● **练习任务 1**
根据分析文本回答：
(a) 覆盖一个已存在的文件并成功写入后，返回结果中 action 的值是什么？
(b) 在 Windows 上新建文件时，默认使用哪种行尾？
(c) 写入文件之前，代码调用什么来确保目录存在？
● **练习任务 2**
分析文本要求覆盖已存在的文件之前，必须先用 ReadFileTool 读取该文件。文本给出的理由是什么？请用一到三句话说明。

● **分析文本**
---*---
WriteTool 处理完整的文件创建或替换:

class WriteToolImplementation {
  static async executeWrite(
    input: WriteInput,
    context: ToolContext,
  ): Promise<WriteResult> {
    const { file_path, content } = input;

    // 检查文件是否存在
    const exists = await fs
      .access(file_path)
      .then(() => true)
      .catch(() => false);

    if (exists) {
      // 现有文件 - 必须已读取
      const cachedFile = context.readFileState.get(file_path);
      if (!cachedFile) {
        throw new Error(
          "Existing file must be read with ReadFileTool before overwriting. " +
            "This prevents accidental data loss.",
        );
      }

      // 验证未被外部修改
      const stats = await fs.stat(file_path);
      if (stats.mtimeMs !== cachedFile.timestamp) {
        throw new Error(
          "File has been modified externally. " +
            "Read the file again to see current content before overwriting.",
        );
      }
    }

    // 文档文件限制
    if (this.isDocumentationFile(file_path) && !context.explicitlyAllowed) {
      throw new Error(
        "Creating documentation files (*.md, README) requires explicit user request. " +
          "Focus on code implementation unless specifically asked for docs.",
      );
    }

    // 准备写入操作
    const writeData = await this.prepareWriteData(
      content,
      exists ? context.readFileState.get(file_path) : null,
    );

    // 确保目录存在
    const dir = path.dirname(file_path);
    await fs.mkdir(dir, { recursive: true });

    // 写入文件
    await fs.writeFile(file_path, writeData.content, {
      encoding: writeData.encoding,
      mode: writeData.mode,
    });

    // 更新缓存
    context.readFileState.set(file_path, {
      content: content,
      timestamp: Date.now(),
    });

    // 生成结果
    if (exists) {
      const snippet = this.generateContextSnippet(content, null, 10);
      return {
        success: true,
        action: "updated",
        snippet,
      };
    } else {
      return {
        success: true,
        action: "created",
        path: file_path,
      };
    }
  }

  private static async prepareWriteData(
    content: string,
    existingFile: FileState | null,
  ): Promise<WriteData> {
    // 检测或保留行尾
    let lineEnding = "\\n"; // 默认为 LF

    if (existingFile) {
      // 保留现有行尾
      lineEnding = existingFile.lineEndings;
    } else if (process.platform === "win32") {
      // Windows 上新文件默认为 CRLF
      lineEnding = "\\r\\n";
    }

    // 规范化然后应用正确的行尾
    const normalizedContent = content.replace(/\r\n|\r|\n/g, "\\n");
    const finalContent = normalizedContent.replace(/\n/g, lineEnding);

    // 检测编码(简化 - 实际实现更复杂)
---*---
● **摘录数据**
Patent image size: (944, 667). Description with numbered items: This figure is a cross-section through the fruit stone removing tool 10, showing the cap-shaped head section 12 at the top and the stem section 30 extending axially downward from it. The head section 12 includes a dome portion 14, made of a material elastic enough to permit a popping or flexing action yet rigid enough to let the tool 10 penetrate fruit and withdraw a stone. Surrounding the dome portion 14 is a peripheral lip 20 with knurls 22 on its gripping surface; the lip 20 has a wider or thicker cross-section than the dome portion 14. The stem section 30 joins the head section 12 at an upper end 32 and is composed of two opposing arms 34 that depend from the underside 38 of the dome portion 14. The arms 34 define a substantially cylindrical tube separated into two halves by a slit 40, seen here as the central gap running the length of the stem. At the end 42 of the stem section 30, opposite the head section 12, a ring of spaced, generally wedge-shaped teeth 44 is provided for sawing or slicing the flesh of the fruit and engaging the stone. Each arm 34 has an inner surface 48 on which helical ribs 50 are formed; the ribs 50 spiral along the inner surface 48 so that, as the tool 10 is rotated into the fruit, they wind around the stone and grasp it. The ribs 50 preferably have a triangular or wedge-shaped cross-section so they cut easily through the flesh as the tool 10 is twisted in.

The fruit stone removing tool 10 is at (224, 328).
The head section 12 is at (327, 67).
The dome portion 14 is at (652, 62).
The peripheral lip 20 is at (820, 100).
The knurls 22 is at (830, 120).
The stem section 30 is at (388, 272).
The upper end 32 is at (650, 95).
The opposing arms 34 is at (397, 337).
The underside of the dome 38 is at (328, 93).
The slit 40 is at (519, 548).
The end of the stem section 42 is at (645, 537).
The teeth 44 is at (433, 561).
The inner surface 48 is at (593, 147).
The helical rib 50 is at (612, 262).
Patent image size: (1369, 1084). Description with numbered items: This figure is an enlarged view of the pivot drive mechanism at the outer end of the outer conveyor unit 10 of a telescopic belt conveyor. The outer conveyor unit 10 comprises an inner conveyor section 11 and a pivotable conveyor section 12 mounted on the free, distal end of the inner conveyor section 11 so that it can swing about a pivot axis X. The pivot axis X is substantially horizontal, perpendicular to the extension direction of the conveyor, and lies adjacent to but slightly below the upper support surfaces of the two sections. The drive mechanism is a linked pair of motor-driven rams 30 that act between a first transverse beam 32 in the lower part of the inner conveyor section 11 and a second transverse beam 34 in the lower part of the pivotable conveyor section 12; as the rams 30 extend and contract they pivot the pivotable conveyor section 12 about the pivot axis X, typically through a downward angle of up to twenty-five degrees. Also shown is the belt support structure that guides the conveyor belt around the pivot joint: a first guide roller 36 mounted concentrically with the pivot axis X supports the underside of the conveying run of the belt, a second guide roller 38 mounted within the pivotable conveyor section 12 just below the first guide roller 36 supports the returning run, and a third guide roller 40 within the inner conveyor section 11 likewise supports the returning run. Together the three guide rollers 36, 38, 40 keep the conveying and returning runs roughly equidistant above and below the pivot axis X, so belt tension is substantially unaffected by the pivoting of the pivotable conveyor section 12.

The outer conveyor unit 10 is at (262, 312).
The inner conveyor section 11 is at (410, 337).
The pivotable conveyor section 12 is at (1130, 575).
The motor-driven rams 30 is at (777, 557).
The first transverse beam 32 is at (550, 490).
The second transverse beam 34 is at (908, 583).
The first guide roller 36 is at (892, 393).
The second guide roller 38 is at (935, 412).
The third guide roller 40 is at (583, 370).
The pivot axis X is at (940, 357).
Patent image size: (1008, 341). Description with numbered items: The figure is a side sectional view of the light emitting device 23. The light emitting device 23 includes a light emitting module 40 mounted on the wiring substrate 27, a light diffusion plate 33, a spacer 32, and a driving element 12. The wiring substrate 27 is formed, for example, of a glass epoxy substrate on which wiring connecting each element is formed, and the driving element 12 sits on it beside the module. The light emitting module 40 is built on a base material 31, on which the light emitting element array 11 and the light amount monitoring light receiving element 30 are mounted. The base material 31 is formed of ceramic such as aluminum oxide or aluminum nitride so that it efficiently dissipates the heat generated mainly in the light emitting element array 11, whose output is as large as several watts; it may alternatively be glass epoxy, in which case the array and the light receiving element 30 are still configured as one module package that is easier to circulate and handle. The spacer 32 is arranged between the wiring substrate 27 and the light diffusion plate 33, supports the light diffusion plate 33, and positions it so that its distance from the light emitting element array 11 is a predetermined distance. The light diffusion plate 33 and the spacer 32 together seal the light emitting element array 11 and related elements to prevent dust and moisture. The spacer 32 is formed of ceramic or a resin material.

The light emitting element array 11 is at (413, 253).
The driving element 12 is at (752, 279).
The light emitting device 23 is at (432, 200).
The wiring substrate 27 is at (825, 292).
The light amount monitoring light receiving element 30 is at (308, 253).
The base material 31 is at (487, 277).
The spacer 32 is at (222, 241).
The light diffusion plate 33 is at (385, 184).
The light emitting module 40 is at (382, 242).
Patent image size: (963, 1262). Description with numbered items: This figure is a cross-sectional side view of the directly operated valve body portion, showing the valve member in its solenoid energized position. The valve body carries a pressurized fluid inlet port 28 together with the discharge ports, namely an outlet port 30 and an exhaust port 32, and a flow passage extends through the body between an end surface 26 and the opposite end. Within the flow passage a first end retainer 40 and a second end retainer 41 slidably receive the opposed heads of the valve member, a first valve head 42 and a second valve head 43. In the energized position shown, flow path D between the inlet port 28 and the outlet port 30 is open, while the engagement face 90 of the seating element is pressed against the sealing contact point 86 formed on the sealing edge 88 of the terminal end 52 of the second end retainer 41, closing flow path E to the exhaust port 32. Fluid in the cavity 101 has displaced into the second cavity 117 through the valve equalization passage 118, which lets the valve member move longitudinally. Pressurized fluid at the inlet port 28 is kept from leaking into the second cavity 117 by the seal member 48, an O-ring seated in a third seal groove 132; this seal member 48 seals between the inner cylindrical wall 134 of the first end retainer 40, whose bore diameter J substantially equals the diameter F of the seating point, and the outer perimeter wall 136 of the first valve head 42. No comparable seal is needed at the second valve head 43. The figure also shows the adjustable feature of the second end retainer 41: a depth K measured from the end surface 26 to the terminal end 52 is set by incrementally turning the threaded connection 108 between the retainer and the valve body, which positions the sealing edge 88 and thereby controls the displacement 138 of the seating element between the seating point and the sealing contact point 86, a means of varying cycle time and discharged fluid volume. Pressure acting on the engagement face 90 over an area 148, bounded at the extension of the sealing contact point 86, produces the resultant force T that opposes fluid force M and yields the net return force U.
---*---
● **参考答案 1**
(a) "updated"。
(b) CRLF。
(c) 先用 path.dirname(file_path) 取得目录，再调用 fs.mkdir(dir, { recursive: true })。

● **参考答案 2**
这样做是为了防止意外的数据丢失。如果 context.readFileState 中没有该文件的缓存记录，代码会抛出错误，不允许覆盖。